Description of the task: Identify and copy all lines of the material where the string "right" is found.

Records about charts and figures:
━━━━━━━━━━━━━━━━━━━━
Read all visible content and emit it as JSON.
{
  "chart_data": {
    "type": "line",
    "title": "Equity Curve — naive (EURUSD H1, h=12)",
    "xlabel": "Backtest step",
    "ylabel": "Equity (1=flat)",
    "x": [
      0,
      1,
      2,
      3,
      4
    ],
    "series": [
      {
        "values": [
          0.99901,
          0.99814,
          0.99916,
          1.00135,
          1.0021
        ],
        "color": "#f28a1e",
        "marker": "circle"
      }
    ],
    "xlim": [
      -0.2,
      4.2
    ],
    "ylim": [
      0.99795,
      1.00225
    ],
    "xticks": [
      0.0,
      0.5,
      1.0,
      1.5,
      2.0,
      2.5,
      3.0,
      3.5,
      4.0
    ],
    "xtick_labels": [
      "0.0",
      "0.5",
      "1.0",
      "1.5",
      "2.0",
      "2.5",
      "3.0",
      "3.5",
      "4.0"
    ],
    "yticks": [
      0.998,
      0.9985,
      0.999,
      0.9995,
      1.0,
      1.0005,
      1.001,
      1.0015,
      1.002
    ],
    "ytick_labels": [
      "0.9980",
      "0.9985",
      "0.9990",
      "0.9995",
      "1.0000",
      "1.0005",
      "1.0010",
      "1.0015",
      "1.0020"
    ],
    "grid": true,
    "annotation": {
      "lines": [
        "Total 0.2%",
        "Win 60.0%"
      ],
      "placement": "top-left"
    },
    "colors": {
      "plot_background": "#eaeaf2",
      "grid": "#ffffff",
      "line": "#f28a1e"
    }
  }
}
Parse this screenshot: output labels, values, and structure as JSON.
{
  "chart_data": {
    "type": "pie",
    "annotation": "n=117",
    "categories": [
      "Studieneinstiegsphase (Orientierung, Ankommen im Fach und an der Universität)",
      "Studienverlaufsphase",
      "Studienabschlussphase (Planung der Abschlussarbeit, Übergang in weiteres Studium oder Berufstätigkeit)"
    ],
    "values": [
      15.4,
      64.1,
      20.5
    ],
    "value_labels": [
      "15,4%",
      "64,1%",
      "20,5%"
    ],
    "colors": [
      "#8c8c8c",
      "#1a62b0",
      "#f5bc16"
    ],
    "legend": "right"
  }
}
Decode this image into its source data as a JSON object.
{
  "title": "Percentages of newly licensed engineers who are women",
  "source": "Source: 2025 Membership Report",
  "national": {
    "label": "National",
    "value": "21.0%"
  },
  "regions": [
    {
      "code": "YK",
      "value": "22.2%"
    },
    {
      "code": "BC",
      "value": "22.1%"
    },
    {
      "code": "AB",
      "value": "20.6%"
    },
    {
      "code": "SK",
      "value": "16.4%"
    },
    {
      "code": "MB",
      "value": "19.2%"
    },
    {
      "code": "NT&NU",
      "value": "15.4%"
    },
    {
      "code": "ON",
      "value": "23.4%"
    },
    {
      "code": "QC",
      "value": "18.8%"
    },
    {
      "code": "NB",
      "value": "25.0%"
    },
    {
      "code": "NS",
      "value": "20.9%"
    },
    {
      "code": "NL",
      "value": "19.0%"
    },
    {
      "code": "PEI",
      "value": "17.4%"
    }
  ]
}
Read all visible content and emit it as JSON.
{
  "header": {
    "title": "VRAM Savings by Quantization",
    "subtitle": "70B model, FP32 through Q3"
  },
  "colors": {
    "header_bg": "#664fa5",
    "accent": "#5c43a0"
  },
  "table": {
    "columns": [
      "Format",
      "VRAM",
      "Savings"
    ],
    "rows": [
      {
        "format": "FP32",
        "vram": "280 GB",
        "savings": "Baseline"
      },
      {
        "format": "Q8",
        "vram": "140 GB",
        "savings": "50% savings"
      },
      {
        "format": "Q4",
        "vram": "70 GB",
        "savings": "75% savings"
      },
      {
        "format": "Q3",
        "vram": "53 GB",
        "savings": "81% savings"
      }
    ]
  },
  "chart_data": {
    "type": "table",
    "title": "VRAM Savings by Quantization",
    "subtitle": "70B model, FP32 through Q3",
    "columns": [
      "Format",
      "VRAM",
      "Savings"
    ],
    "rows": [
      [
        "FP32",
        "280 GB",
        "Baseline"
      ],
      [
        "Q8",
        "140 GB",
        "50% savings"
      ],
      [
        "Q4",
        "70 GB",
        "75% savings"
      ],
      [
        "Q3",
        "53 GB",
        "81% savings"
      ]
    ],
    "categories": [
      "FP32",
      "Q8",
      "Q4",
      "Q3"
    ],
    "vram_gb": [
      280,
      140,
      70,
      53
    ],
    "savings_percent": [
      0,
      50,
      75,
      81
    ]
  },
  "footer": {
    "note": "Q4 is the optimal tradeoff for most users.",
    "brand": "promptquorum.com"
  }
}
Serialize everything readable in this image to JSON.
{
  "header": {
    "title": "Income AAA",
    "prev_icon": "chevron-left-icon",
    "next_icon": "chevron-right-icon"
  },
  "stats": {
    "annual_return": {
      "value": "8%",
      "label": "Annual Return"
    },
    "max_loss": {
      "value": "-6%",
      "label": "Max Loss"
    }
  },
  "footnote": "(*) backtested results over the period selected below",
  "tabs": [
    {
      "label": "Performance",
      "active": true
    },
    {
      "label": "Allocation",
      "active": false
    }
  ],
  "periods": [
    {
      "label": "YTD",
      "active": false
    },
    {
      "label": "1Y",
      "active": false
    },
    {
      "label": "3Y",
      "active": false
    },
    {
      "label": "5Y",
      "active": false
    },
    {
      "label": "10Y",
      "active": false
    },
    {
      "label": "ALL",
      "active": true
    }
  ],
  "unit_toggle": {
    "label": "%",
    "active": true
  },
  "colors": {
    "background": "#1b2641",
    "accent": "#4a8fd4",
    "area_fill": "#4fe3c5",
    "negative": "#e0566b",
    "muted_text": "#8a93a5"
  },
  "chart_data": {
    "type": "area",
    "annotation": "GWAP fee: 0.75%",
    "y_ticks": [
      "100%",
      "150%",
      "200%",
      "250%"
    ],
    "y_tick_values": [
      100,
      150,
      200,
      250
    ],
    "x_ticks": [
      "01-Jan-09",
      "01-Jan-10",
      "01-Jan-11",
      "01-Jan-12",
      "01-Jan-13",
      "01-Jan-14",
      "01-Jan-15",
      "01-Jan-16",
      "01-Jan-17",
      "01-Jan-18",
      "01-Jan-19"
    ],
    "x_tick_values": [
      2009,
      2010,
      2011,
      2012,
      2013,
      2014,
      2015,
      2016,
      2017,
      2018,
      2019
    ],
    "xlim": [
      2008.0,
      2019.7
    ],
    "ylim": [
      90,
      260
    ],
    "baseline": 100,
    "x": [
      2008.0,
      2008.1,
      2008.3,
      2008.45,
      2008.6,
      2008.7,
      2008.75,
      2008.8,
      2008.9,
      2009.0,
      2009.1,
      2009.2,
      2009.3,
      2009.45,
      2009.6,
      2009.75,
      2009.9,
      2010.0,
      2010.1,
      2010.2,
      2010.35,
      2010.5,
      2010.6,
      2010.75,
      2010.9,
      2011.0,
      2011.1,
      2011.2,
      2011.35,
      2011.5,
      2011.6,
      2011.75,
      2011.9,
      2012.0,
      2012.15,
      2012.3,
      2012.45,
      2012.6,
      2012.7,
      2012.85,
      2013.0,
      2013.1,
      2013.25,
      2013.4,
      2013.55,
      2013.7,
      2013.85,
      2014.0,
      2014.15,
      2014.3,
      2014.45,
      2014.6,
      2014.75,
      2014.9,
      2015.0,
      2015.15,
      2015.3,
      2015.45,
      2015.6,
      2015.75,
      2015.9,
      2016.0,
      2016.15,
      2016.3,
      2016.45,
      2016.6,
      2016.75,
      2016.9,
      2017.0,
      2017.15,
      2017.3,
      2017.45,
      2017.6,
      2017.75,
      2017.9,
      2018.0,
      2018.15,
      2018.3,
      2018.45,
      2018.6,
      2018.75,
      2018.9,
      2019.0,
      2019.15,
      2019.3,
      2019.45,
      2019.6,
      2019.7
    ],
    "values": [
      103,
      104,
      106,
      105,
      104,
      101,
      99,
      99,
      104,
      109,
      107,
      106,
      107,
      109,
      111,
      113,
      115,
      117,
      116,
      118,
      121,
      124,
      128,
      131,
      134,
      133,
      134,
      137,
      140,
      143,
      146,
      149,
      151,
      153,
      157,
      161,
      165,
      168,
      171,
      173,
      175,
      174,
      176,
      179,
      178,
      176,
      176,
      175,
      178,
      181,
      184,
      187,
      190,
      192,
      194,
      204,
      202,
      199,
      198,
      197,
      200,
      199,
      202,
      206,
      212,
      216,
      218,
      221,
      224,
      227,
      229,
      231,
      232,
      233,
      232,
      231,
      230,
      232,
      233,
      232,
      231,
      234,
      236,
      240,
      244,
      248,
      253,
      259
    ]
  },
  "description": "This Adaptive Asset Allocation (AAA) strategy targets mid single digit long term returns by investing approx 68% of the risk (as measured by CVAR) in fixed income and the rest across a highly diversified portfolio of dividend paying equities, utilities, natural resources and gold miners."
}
━━━━━━━━━━━━━━━━━━━━
Solution for this problem:
    "legend": "right"
    "next_icon": "chevron-right-icon"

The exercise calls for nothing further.